Quote each record exactly, please, leaving none out.
[SUPPLIED DATA start]
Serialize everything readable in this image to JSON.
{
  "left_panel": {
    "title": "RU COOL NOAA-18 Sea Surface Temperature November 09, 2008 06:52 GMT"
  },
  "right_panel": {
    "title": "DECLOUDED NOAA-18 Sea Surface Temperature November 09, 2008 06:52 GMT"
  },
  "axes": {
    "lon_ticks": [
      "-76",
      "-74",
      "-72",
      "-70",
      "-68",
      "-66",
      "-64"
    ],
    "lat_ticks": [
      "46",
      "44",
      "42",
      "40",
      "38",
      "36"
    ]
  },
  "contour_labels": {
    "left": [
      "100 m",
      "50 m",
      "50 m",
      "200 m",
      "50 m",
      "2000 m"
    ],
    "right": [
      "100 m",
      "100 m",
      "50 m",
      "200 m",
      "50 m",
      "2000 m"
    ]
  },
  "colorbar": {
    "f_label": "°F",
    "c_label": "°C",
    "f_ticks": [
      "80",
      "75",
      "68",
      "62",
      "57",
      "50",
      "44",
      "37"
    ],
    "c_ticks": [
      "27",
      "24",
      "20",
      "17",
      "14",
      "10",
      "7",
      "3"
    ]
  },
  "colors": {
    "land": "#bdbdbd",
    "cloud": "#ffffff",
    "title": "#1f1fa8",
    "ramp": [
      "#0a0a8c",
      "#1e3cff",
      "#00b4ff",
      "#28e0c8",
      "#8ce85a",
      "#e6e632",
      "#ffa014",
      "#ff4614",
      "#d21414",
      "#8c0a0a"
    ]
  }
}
[SUPPLIED DATA end]
▶ _COMPLETE ANSWER_
Serialize everything readable in this image to JSON.
{
  "left_panel": {
    "title": "RU COOL NOAA-18 Sea Surface Temperature November 09, 2008 06:52 GMT"
  },
  "right_panel": {
    "title": "DECLOUDED NOAA-18 Sea Surface Temperature November 09, 2008 06:52 GMT"
  },
  "axes": {
    "lon_ticks": [
      "-76",
      "-74",
      "-72",
      "-70",
      "-68",
      "-66",
      "-64"
    ],
    "lat_ticks": [
      "46",
      "44",
      "42",
      "40",
      "38",
      "36"
    ]
  },
  "contour_labels": {
    "left": [
      "100 m",
      "50 m",
      "50 m",
      "200 m",
      "50 m",
      "2000 m"
    ],
    "right": [
      "100 m",
      "100 m",
      "50 m",
      "200 m",
      "50 m",
      "2000 m"
    ]
  },
  "colorbar": {
    "f_label": "°F",
    "c_label": "°C",
    "f_ticks": [
      "80",
      "75",
      "68",
      "62",
      "57",
      "50",
      "44",
      "37"
    ],
    "c_ticks": [
      "27",
      "24",
      "20",
      "17",
      "14",
      "10",
      "7",
      "3"
    ]
  },
  "colors": {
    "land": "#bdbdbd",
    "cloud": "#ffffff",
    "title": "#1f1fa8",
    "ramp": [
      "#0a0a8c",
      "#1e3cff",
      "#00b4ff",
      "#28e0c8",
      "#8ce85a",
      "#e6e632",
      "#ffa014",
      "#ff4614",
      "#d21414",
      "#8c0a0a"
    ]
  }
}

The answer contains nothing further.